§ WHAT THE TASK ASKS
Pull every line with the word "matrix" out of the entries below.

Records about charts and figures:
= = = = =

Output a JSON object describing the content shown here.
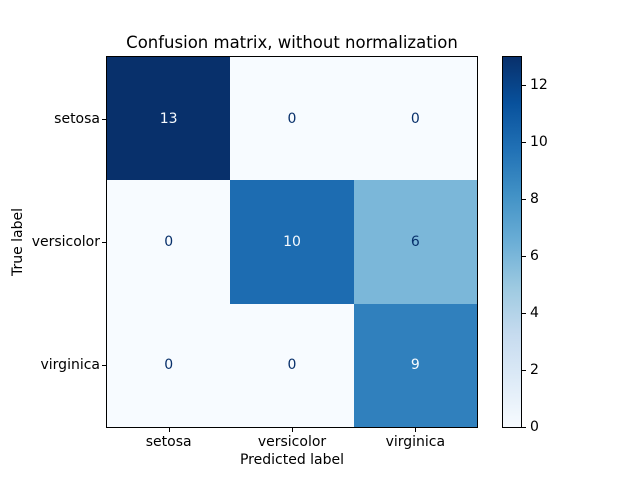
{
  "chart_data": {
    "type": "heatmap",
    "title": "Confusion matrix, without normalization",
    "xlabel": "Predicted label",
    "ylabel": "True label",
    "x_categories": [
      "setosa",
      "versicolor",
      "virginica"
    ],
    "y_categories": [
      "setosa",
      "versicolor",
      "virginica"
    ],
    "matrix": [
      [
        13,
        0,
        0
      ],
      [
        0,
        10,
        6
      ],
      [
        0,
        0,
        9
      ]
    ],
    "value_format": "d",
    "vmin": 0,
    "vmax": 13,
    "colorbar_ticks": [
      0,
      2,
      4,
      6,
      8,
      10,
      12
    ],
    "colormap_name": "Blues",
    "colormap_stops": [
      "#f7fbff",
      "#deebf7",
      "#c6dbef",
      "#9ecae1",
      "#6baed6",
      "#4292c6",
      "#2171b5",
      "#08519c",
      "#08306b"
    ],
    "cell_text_light": "#f7fbff",
    "cell_text_dark": "#08306b",
    "grid": false,
    "legend_position": "right-colorbar",
    "background_color": "#ffffff"
  }
}
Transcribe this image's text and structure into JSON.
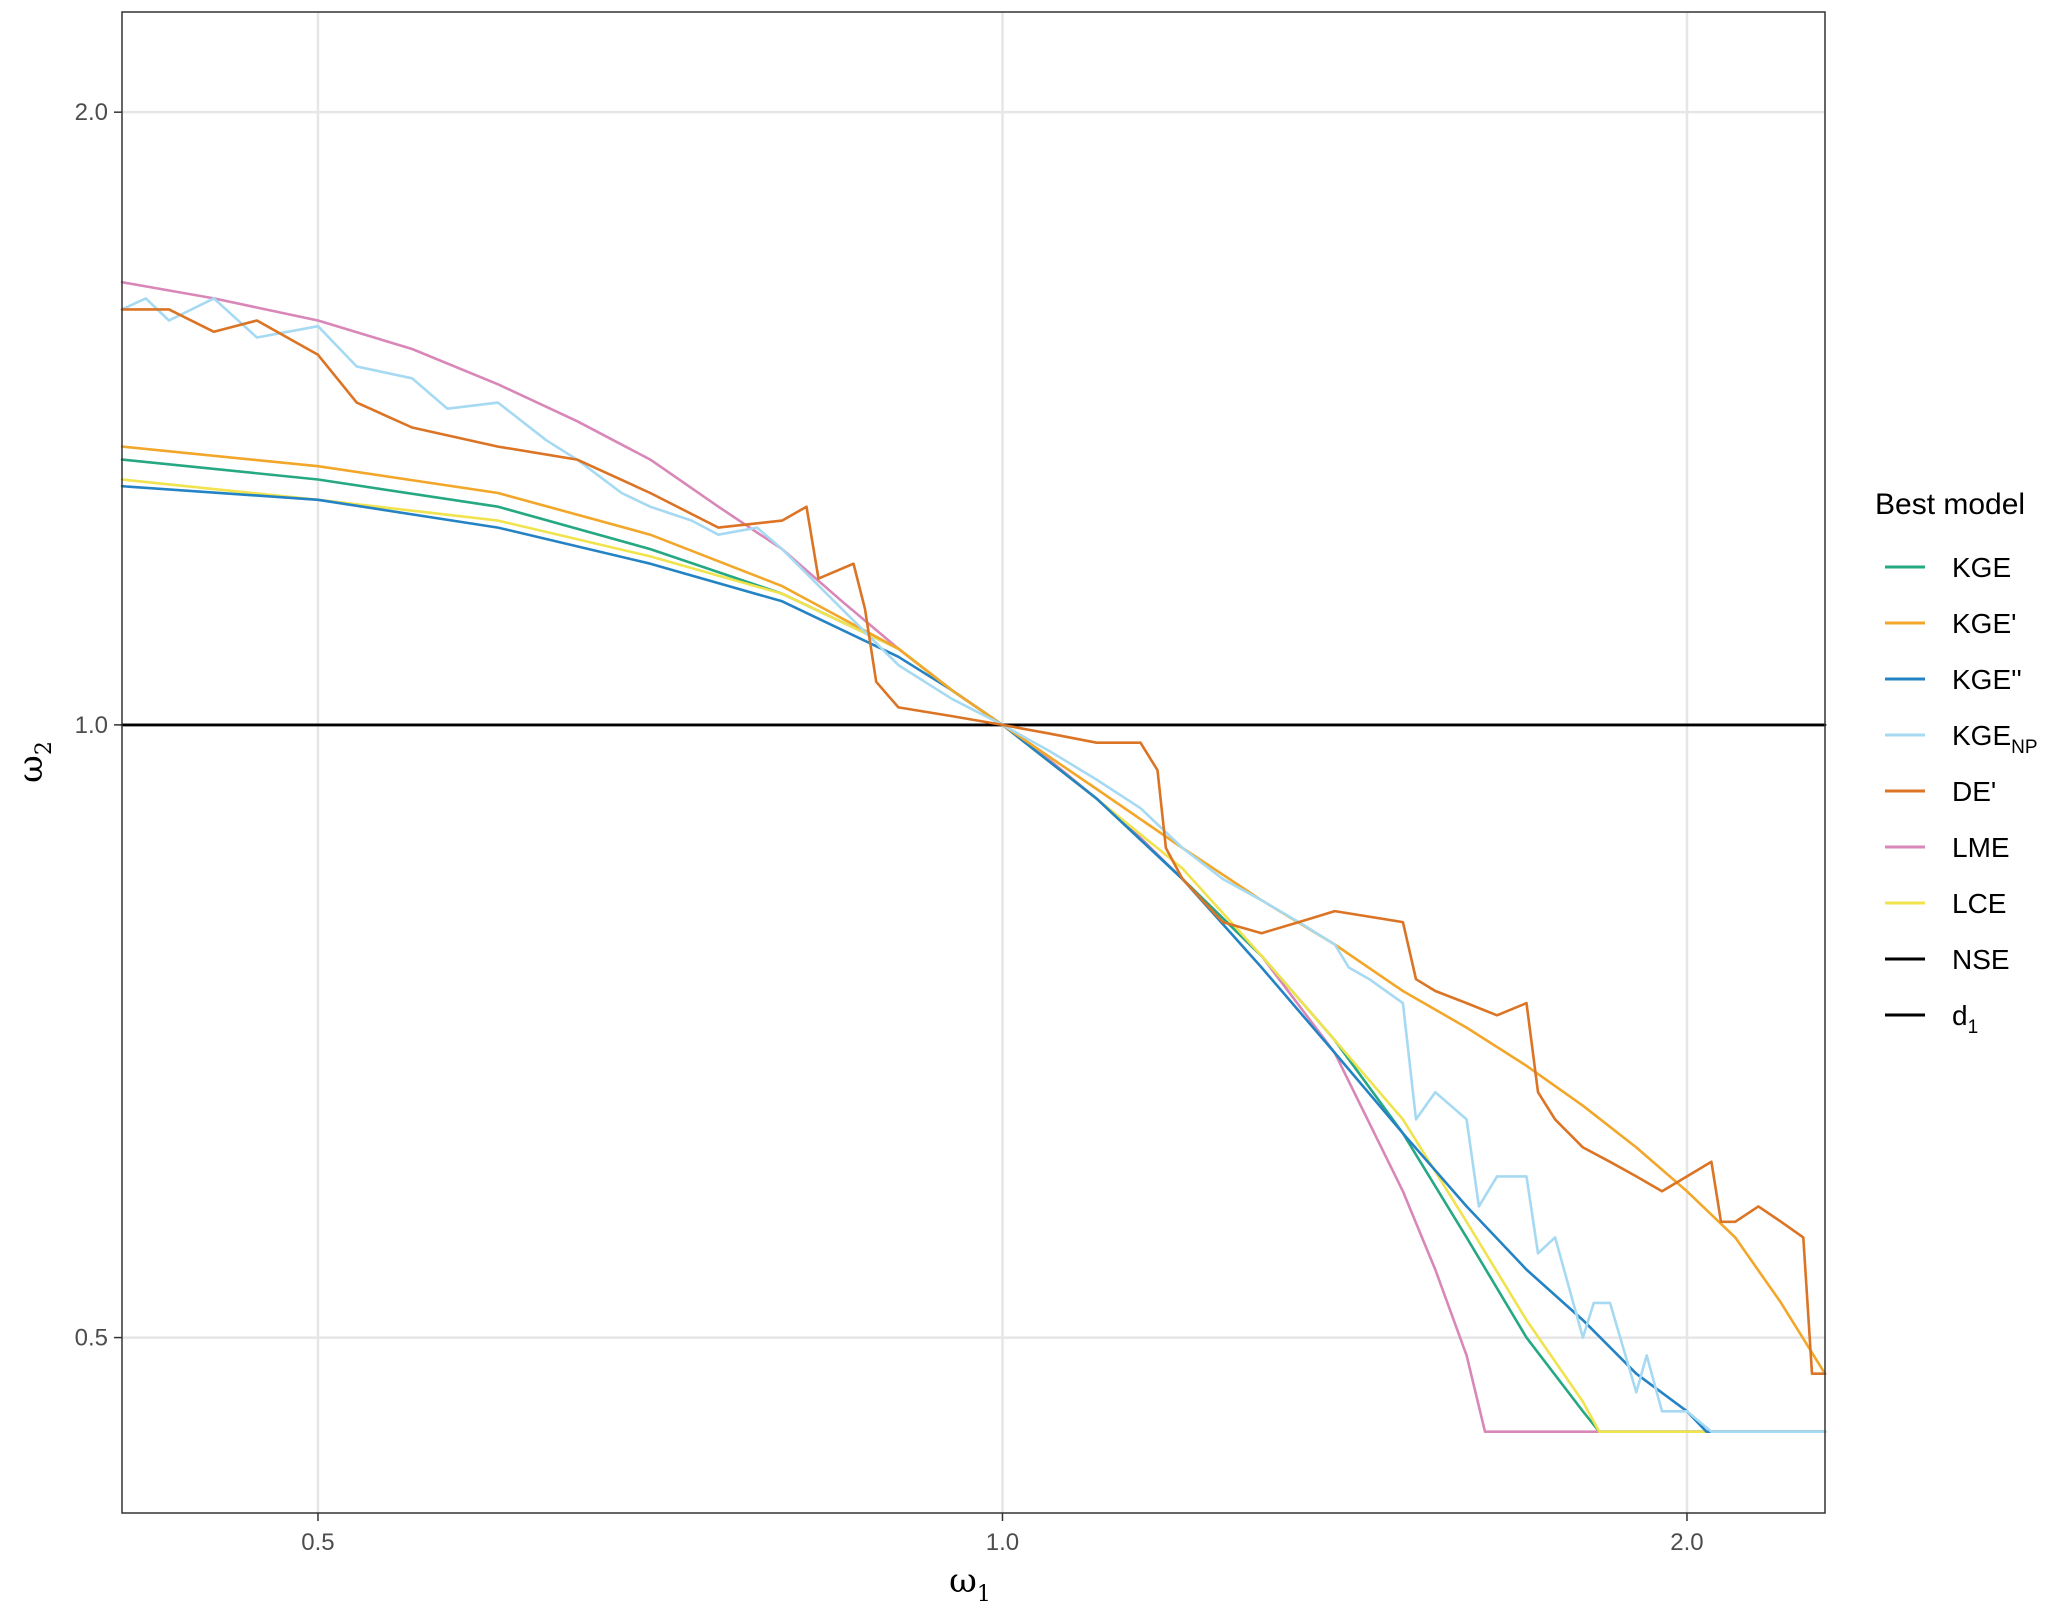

= = = = =

§ WRITTEN ANSWER
    "title": "Confusion matrix, without normalization",
    "matrix": [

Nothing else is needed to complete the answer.